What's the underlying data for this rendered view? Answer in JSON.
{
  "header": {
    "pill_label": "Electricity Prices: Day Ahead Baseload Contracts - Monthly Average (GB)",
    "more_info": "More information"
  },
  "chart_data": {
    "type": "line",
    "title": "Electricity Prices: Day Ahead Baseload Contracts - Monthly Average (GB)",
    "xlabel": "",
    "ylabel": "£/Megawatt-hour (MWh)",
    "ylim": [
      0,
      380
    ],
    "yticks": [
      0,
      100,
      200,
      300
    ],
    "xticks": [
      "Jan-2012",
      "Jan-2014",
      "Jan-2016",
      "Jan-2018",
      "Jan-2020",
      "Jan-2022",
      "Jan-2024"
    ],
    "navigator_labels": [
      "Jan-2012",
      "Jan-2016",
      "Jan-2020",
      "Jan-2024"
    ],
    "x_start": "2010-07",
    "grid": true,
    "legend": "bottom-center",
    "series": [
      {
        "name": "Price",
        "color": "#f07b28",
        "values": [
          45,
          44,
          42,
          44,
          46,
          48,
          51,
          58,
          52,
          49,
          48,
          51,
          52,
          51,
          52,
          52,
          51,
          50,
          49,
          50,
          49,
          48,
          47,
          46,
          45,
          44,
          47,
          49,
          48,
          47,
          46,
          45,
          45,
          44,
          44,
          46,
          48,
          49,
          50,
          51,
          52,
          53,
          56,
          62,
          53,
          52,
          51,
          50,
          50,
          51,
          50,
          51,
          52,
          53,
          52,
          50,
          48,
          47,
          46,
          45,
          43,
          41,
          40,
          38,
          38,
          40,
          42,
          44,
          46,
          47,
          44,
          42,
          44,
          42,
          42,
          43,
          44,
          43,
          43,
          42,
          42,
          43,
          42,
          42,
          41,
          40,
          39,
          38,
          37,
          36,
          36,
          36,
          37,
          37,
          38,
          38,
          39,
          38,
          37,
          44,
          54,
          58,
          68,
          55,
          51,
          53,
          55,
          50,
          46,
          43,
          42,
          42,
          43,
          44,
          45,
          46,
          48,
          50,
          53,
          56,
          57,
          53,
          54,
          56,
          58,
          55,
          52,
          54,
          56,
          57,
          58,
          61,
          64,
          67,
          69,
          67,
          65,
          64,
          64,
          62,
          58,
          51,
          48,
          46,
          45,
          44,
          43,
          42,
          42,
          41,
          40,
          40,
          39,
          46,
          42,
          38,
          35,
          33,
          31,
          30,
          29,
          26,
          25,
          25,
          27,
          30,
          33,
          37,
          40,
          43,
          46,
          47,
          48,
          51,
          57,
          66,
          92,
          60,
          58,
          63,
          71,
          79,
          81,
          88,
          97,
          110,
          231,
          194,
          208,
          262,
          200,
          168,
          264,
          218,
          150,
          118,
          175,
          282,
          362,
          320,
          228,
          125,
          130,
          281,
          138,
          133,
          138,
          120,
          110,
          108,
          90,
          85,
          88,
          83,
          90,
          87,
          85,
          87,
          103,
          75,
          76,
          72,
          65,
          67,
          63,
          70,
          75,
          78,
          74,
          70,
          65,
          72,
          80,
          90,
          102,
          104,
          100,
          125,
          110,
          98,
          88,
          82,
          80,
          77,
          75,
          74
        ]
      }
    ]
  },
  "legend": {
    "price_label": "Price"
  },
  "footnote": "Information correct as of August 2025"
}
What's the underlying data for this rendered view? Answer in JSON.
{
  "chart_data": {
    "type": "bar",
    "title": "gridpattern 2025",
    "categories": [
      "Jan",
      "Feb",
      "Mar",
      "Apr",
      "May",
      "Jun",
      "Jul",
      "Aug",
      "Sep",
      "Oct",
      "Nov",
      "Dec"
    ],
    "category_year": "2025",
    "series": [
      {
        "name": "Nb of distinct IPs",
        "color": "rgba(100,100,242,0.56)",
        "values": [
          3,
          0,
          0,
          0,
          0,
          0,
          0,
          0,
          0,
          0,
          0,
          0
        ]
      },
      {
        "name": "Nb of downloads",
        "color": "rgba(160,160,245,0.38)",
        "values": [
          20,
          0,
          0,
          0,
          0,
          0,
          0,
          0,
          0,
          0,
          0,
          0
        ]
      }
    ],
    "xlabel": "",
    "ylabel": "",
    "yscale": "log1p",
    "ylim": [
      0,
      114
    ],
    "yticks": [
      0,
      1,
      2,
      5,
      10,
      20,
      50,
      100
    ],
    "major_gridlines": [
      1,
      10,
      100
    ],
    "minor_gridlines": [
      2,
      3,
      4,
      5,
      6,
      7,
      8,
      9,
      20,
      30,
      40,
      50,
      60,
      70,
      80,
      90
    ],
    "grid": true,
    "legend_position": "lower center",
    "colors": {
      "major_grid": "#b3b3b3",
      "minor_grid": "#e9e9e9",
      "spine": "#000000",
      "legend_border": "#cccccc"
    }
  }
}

§ **TASK DESCRIPTION**: Report the count of lines in the entries that contain the string "name", and nothing besides it.

§ **REPLY TO THE EXERCISE**: 3